Given task: Records follow. Select each line holding "Hair".

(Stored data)
+ + +

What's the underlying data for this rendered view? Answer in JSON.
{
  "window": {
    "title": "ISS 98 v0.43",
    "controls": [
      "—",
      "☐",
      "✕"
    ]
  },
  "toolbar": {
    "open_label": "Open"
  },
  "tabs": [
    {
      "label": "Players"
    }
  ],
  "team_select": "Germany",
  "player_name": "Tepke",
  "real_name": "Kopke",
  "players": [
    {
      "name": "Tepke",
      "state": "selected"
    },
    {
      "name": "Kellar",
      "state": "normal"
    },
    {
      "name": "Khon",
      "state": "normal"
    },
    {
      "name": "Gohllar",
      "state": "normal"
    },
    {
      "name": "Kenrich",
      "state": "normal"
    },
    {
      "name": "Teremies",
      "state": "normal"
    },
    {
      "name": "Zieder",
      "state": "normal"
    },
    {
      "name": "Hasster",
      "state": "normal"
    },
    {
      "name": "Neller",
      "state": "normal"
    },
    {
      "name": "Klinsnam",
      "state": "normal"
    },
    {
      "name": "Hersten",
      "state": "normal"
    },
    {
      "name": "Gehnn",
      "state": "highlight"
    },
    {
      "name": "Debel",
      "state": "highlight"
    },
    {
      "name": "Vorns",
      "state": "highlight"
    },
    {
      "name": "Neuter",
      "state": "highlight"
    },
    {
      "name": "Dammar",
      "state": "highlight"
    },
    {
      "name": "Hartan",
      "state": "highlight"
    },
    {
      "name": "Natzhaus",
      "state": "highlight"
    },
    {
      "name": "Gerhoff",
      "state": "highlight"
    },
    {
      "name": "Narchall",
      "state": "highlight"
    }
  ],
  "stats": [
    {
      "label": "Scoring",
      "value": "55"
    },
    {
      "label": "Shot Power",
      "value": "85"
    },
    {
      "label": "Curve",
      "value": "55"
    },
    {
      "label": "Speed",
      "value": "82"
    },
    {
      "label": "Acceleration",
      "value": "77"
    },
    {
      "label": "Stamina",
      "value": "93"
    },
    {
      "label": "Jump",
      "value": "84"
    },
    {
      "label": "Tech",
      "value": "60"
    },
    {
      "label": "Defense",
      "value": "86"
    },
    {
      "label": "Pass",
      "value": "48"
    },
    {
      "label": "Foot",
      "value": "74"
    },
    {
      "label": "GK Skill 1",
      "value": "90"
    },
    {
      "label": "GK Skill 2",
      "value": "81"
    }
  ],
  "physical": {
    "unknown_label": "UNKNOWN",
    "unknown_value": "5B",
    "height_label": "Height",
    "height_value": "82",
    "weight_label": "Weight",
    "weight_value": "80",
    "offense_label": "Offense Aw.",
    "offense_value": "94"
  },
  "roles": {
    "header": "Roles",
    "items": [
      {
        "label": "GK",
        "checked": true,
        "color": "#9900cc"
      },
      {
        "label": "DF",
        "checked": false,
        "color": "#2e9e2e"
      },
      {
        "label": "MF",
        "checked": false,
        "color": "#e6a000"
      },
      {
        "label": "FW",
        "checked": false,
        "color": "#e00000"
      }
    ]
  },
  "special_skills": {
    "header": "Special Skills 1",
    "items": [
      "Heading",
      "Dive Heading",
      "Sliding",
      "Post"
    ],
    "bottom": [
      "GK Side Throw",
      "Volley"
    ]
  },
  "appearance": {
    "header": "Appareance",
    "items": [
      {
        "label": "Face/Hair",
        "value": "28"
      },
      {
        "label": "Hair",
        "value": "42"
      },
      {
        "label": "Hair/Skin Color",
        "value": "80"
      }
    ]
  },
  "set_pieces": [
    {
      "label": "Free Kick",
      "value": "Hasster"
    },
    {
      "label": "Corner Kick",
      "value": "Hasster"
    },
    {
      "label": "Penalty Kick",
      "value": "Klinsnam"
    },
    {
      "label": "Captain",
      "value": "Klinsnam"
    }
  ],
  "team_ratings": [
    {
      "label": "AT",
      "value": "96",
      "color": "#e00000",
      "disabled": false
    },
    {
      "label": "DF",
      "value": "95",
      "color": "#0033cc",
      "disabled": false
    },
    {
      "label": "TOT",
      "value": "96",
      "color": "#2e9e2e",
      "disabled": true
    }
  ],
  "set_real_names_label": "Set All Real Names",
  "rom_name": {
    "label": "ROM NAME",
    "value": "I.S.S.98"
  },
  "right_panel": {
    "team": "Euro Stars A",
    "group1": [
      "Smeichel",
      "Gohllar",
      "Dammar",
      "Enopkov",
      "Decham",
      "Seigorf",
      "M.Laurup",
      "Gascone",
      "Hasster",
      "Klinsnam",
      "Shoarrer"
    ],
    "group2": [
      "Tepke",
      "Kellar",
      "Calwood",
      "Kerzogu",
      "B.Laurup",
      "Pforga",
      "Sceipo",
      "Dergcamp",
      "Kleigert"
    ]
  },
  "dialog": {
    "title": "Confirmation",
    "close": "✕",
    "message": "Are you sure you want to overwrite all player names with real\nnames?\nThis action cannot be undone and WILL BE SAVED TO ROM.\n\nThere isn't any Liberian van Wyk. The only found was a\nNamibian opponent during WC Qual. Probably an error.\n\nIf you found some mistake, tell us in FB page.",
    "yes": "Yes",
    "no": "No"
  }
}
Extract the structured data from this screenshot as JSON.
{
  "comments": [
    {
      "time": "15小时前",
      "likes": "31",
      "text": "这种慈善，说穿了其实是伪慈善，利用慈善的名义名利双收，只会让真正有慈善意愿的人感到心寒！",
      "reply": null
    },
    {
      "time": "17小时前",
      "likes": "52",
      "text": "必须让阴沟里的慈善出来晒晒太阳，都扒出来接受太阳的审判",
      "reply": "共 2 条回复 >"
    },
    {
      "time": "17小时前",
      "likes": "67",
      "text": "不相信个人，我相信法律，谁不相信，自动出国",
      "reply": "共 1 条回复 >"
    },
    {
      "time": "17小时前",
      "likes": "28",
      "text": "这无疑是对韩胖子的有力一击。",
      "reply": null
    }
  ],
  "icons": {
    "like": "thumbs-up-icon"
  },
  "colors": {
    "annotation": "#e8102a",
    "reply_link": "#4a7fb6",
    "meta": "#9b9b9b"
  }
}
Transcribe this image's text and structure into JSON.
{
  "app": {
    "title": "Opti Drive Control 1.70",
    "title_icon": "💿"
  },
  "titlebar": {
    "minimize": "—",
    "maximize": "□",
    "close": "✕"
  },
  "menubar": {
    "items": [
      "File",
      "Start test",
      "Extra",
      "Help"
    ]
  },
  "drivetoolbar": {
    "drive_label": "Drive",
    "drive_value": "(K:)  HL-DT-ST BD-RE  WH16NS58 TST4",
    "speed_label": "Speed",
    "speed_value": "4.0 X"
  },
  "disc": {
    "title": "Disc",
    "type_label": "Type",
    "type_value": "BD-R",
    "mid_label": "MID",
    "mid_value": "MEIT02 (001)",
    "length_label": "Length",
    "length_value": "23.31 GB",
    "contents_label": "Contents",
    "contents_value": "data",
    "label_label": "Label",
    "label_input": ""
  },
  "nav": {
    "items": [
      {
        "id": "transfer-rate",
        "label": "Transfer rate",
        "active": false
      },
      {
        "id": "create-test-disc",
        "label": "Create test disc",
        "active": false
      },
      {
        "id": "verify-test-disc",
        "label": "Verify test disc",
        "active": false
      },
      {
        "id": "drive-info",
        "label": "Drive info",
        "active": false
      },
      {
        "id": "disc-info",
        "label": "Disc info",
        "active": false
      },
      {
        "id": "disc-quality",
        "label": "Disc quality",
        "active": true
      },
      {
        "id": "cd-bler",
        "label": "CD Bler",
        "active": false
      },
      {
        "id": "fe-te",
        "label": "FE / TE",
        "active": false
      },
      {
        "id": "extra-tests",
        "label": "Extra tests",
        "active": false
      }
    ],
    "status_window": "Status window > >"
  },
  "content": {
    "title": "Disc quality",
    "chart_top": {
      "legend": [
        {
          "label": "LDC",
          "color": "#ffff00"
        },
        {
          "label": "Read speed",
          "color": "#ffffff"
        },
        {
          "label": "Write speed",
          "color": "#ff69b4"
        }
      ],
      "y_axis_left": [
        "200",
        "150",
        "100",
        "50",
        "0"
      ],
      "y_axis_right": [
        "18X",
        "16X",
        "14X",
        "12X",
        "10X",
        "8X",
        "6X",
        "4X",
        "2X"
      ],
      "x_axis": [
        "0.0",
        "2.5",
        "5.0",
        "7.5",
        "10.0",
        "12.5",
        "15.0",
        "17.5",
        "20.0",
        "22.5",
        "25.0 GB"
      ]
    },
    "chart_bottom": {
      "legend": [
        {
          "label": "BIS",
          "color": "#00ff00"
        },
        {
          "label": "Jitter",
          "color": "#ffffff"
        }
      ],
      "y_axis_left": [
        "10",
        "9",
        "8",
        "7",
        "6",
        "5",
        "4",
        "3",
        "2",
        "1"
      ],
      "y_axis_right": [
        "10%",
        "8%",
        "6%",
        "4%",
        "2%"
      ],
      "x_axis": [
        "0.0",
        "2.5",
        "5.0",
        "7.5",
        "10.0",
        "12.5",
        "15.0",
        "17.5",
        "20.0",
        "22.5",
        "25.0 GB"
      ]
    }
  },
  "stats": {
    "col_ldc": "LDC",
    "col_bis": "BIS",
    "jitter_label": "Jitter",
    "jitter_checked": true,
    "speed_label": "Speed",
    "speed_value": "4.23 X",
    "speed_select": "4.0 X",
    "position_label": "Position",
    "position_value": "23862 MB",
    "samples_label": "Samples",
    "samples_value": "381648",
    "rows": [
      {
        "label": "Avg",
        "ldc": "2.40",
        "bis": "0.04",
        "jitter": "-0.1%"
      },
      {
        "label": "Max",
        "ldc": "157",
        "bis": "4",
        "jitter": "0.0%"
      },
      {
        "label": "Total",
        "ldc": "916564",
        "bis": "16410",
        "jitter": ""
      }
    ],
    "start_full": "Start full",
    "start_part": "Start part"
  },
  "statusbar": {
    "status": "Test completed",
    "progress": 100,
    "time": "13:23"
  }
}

+ + +

Task result:
        "label": "Face/Hair",
        "label": "Hair",
        "label": "Hair/Skin Color",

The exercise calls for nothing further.